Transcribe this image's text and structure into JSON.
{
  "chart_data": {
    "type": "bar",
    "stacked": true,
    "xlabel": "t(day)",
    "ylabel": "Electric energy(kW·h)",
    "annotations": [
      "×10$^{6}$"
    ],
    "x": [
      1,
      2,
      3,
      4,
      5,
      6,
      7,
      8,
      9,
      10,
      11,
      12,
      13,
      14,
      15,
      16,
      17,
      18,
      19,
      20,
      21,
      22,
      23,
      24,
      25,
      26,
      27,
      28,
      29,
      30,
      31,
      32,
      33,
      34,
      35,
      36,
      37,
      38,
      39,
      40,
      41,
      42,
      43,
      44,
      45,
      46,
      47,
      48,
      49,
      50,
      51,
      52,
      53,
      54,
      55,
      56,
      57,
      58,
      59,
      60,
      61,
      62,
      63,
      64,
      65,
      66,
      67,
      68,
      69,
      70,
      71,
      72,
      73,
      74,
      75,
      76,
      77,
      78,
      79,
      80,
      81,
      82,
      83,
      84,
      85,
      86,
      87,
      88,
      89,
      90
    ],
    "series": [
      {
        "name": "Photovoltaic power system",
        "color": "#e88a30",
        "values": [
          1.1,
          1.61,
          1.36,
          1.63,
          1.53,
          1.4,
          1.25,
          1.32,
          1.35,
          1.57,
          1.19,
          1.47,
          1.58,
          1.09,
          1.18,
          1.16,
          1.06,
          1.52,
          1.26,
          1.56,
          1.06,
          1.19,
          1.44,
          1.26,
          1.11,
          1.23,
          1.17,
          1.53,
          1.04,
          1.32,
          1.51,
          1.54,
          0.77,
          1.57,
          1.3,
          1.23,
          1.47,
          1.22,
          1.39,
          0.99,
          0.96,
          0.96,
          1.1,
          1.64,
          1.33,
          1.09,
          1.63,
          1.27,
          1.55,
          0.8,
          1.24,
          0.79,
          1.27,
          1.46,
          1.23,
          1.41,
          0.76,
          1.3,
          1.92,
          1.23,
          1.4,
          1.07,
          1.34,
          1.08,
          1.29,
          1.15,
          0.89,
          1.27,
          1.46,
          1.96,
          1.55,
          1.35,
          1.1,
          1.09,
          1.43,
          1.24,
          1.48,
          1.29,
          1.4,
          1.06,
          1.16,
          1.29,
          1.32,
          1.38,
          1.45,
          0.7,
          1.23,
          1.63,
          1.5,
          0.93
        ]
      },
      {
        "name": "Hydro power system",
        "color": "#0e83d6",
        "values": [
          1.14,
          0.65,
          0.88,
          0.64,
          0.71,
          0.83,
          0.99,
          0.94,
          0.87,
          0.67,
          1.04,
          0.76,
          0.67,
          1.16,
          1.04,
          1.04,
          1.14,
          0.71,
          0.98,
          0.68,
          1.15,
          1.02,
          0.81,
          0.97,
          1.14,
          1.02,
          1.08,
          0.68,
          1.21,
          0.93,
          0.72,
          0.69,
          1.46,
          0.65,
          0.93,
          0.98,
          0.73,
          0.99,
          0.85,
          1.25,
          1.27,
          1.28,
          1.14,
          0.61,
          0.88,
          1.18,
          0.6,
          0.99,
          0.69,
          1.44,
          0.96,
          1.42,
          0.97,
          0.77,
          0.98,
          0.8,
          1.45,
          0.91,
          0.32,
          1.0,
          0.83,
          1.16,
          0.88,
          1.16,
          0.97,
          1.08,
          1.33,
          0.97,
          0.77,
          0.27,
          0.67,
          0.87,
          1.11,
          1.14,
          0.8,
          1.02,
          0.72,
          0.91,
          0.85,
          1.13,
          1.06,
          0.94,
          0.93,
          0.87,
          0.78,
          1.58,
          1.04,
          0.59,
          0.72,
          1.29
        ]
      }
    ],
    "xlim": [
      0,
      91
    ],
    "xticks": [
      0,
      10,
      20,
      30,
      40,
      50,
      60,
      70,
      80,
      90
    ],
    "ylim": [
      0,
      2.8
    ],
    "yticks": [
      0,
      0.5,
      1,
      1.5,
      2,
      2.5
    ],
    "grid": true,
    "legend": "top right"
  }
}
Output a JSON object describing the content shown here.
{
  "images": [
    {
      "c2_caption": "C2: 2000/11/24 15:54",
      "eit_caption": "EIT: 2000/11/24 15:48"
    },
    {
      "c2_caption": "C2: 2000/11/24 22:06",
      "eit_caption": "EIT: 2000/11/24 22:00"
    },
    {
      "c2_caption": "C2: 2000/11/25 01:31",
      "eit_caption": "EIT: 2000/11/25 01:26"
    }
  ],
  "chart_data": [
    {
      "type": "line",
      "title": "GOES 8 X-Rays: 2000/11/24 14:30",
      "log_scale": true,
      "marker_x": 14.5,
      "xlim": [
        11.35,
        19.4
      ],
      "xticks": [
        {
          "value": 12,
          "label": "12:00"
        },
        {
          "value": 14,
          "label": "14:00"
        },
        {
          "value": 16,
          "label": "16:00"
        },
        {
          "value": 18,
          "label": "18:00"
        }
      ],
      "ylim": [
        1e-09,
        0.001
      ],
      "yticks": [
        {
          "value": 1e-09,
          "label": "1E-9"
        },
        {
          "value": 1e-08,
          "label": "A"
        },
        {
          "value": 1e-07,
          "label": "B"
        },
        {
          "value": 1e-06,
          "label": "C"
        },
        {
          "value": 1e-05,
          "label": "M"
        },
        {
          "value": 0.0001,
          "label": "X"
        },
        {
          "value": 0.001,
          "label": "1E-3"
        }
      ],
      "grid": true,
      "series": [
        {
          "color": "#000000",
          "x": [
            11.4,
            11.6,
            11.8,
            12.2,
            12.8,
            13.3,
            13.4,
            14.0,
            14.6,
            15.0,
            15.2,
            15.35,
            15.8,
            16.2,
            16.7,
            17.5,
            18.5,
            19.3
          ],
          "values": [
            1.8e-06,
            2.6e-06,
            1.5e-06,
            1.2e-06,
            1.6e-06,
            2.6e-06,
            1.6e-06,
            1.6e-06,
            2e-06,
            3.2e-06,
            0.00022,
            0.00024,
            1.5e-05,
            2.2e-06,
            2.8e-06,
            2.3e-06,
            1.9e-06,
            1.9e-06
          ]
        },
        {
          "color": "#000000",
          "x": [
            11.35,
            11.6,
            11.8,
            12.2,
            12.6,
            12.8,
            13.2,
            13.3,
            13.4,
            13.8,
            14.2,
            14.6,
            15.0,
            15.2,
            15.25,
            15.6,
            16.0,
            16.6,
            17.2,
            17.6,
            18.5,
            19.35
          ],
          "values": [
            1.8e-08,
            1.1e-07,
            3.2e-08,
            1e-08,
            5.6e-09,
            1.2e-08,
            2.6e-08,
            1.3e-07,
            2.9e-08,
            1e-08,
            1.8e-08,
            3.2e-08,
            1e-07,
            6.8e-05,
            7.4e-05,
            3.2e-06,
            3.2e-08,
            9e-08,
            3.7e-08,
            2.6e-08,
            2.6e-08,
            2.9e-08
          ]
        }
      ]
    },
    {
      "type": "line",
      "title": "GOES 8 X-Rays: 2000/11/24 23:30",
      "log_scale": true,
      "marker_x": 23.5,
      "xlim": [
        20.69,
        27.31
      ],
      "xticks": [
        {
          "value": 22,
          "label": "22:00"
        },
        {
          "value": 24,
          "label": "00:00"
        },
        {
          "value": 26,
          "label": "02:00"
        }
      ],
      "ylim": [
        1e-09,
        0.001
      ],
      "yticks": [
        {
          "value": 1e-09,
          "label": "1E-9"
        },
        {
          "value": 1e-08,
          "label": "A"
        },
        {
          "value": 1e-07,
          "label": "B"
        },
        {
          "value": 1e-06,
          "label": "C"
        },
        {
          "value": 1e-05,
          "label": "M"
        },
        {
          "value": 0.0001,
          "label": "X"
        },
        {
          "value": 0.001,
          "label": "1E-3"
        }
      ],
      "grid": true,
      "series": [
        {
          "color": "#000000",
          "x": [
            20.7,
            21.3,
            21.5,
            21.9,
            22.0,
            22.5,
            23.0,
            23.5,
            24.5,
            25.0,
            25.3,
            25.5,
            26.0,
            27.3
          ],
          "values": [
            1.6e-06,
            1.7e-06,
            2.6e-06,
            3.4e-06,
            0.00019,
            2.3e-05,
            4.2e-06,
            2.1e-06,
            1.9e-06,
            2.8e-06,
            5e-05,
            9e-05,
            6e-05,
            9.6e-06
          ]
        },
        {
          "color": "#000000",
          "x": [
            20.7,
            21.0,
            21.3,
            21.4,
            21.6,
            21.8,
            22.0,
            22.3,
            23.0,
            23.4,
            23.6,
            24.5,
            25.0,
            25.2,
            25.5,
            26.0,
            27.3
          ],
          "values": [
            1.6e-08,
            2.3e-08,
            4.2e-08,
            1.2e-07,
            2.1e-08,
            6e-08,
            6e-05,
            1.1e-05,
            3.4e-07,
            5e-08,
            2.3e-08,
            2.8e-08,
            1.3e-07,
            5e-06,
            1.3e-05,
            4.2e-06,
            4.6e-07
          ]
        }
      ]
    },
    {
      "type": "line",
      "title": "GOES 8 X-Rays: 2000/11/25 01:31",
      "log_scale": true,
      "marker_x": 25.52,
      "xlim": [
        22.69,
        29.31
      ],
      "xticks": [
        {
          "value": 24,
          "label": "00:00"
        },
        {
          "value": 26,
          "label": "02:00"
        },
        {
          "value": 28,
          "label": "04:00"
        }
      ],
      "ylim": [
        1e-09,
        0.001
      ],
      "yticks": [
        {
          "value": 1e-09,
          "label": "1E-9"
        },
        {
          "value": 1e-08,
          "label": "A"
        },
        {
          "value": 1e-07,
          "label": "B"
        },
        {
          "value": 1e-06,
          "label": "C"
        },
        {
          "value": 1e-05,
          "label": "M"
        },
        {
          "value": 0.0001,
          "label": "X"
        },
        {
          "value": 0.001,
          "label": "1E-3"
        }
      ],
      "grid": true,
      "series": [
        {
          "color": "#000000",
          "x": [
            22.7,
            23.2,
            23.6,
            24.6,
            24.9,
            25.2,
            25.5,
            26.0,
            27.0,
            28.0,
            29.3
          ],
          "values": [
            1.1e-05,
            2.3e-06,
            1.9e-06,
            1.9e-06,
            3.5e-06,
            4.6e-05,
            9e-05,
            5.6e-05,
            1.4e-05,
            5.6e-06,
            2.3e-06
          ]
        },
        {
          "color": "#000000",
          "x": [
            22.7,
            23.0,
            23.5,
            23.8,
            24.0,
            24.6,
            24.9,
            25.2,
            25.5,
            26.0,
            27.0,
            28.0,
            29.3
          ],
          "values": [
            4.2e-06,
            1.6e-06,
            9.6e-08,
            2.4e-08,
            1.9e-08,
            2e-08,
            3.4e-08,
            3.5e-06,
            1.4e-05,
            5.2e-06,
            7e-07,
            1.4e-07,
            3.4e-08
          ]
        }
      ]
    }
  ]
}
============
**Task objective:** Go through the material above and count the lines that contain "name"; answer with the number alone.

**Result below:** 2